===== Raw data

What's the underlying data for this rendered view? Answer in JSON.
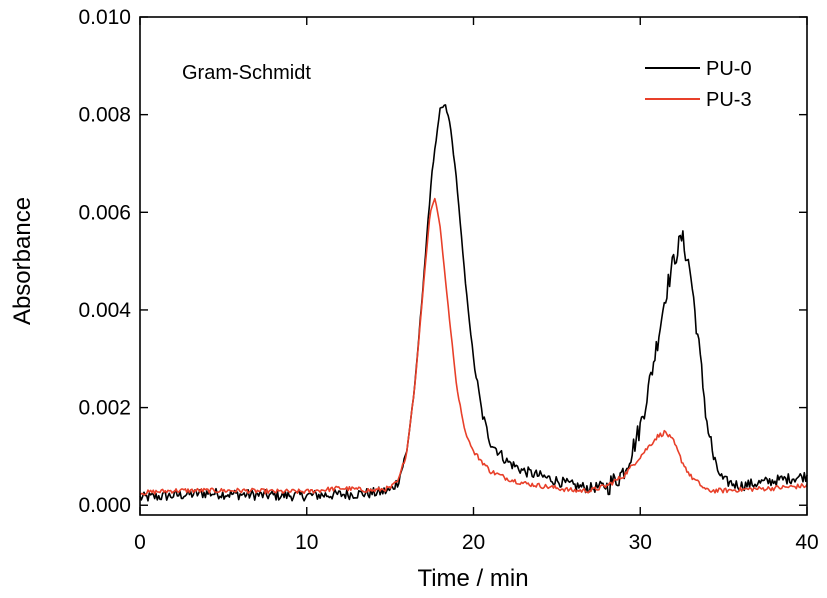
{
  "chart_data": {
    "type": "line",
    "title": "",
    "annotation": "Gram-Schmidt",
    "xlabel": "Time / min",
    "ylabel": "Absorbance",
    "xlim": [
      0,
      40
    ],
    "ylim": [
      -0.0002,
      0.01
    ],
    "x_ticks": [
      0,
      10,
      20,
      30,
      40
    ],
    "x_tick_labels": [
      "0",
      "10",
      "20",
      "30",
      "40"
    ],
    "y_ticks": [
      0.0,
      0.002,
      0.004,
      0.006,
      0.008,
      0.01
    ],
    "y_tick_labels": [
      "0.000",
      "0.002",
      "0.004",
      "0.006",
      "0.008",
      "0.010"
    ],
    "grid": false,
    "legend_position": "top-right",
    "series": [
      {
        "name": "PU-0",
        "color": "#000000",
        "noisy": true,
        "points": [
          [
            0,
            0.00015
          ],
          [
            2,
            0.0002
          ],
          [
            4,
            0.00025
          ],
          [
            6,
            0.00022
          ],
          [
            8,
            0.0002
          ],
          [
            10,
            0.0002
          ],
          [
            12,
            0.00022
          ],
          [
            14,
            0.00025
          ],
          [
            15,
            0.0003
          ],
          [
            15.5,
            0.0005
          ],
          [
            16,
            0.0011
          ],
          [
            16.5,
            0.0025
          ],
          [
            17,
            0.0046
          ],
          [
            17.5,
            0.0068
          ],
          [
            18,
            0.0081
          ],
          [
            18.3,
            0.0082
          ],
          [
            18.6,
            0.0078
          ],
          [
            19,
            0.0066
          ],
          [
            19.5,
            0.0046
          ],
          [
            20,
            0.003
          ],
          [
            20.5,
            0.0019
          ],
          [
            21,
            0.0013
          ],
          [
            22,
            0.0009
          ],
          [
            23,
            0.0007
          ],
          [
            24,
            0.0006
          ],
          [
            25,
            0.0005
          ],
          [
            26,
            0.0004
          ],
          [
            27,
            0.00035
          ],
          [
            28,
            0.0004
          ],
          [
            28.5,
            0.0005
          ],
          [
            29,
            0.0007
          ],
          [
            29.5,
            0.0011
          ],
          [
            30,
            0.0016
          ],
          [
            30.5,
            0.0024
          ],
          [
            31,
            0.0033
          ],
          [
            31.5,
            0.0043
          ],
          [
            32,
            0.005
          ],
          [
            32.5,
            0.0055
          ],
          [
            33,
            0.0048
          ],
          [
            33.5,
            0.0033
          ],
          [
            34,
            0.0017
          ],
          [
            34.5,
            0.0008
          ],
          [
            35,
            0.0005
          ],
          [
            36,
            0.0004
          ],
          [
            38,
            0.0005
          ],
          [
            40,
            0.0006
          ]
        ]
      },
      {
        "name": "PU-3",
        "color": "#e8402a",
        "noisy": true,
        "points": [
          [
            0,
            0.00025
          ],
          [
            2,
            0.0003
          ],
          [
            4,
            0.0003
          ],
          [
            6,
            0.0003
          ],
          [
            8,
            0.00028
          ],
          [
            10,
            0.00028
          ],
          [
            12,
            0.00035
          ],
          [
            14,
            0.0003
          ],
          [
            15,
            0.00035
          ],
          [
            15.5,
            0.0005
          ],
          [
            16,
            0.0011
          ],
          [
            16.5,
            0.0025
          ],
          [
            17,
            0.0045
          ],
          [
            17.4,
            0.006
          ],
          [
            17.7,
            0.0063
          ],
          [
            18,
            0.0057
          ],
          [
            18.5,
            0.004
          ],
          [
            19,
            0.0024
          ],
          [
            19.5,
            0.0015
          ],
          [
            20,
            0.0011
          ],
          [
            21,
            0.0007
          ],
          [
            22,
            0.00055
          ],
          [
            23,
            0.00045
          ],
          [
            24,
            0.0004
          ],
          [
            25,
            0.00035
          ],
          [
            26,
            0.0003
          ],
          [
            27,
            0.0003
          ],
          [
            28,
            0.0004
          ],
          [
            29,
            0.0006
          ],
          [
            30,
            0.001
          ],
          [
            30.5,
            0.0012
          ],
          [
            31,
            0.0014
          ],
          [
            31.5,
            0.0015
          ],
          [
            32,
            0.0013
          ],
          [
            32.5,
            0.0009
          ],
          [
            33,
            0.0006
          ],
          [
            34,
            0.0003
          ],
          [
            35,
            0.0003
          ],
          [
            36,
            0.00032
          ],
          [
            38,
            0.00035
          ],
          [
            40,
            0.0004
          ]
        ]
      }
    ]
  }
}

==========

From the records given above, reproduce all text exactly and exclude each picture.

▶ [Exercise result]:
What's the underlying data for this rendered view? Answer in JSON.
{
  "chart_data": {
    "type": "line",
    "title": "",
    "annotation": "Gram-Schmidt",
    "xlabel": "Time / min",
    "ylabel": "Absorbance",
    "xlim": [
      0,
      40
    ],
    "ylim": [
      -0.0002,
      0.01
    ],
    "x_ticks": [
      0,
      10,
      20,
      30,
      40
    ],
    "x_tick_labels": [
      "0",
      "10",
      "20",
      "30",
      "40"
    ],
    "y_ticks": [
      0.0,
      0.002,
      0.004,
      0.006,
      0.008,
      0.01
    ],
    "y_tick_labels": [
      "0.000",
      "0.002",
      "0.004",
      "0.006",
      "0.008",
      "0.010"
    ],
    "grid": false,
    "legend_position": "top-right",
    "series": [
      {
        "name": "PU-0",
        "color": "#000000",
        "noisy": true,
        "points": [
          [
            0,
            0.00015
          ],
          [
            2,
            0.0002
          ],
          [
            4,
            0.00025
          ],
          [
            6,
            0.00022
          ],
          [
            8,
            0.0002
          ],
          [
            10,
            0.0002
          ],
          [
            12,
            0.00022
          ],
          [
            14,
            0.00025
          ],
          [
            15,
            0.0003
          ],
          [
            15.5,
            0.0005
          ],
          [
            16,
            0.0011
          ],
          [
            16.5,
            0.0025
          ],
          [
            17,
            0.0046
          ],
          [
            17.5,
            0.0068
          ],
          [
            18,
            0.0081
          ],
          [
            18.3,
            0.0082
          ],
          [
            18.6,
            0.0078
          ],
          [
            19,
            0.0066
          ],
          [
            19.5,
            0.0046
          ],
          [
            20,
            0.003
          ],
          [
            20.5,
            0.0019
          ],
          [
            21,
            0.0013
          ],
          [
            22,
            0.0009
          ],
          [
            23,
            0.0007
          ],
          [
            24,
            0.0006
          ],
          [
            25,
            0.0005
          ],
          [
            26,
            0.0004
          ],
          [
            27,
            0.00035
          ],
          [
            28,
            0.0004
          ],
          [
            28.5,
            0.0005
          ],
          [
            29,
            0.0007
          ],
          [
            29.5,
            0.0011
          ],
          [
            30,
            0.0016
          ],
          [
            30.5,
            0.0024
          ],
          [
            31,
            0.0033
          ],
          [
            31.5,
            0.0043
          ],
          [
            32,
            0.005
          ],
          [
            32.5,
            0.0055
          ],
          [
            33,
            0.0048
          ],
          [
            33.5,
            0.0033
          ],
          [
            34,
            0.0017
          ],
          [
            34.5,
            0.0008
          ],
          [
            35,
            0.0005
          ],
          [
            36,
            0.0004
          ],
          [
            38,
            0.0005
          ],
          [
            40,
            0.0006
          ]
        ]
      },
      {
        "name": "PU-3",
        "color": "#e8402a",
        "noisy": true,
        "points": [
          [
            0,
            0.00025
          ],
          [
            2,
            0.0003
          ],
          [
            4,
            0.0003
          ],
          [
            6,
            0.0003
          ],
          [
            8,
            0.00028
          ],
          [
            10,
            0.00028
          ],
          [
            12,
            0.00035
          ],
          [
            14,
            0.0003
          ],
          [
            15,
            0.00035
          ],
          [
            15.5,
            0.0005
          ],
          [
            16,
            0.0011
          ],
          [
            16.5,
            0.0025
          ],
          [
            17,
            0.0045
          ],
          [
            17.4,
            0.006
          ],
          [
            17.7,
            0.0063
          ],
          [
            18,
            0.0057
          ],
          [
            18.5,
            0.004
          ],
          [
            19,
            0.0024
          ],
          [
            19.5,
            0.0015
          ],
          [
            20,
            0.0011
          ],
          [
            21,
            0.0007
          ],
          [
            22,
            0.00055
          ],
          [
            23,
            0.00045
          ],
          [
            24,
            0.0004
          ],
          [
            25,
            0.00035
          ],
          [
            26,
            0.0003
          ],
          [
            27,
            0.0003
          ],
          [
            28,
            0.0004
          ],
          [
            29,
            0.0006
          ],
          [
            30,
            0.001
          ],
          [
            30.5,
            0.0012
          ],
          [
            31,
            0.0014
          ],
          [
            31.5,
            0.0015
          ],
          [
            32,
            0.0013
          ],
          [
            32.5,
            0.0009
          ],
          [
            33,
            0.0006
          ],
          [
            34,
            0.0003
          ],
          [
            35,
            0.0003
          ],
          [
            36,
            0.00032
          ],
          [
            38,
            0.00035
          ],
          [
            40,
            0.0004
          ]
        ]
      }
    ]
  }
}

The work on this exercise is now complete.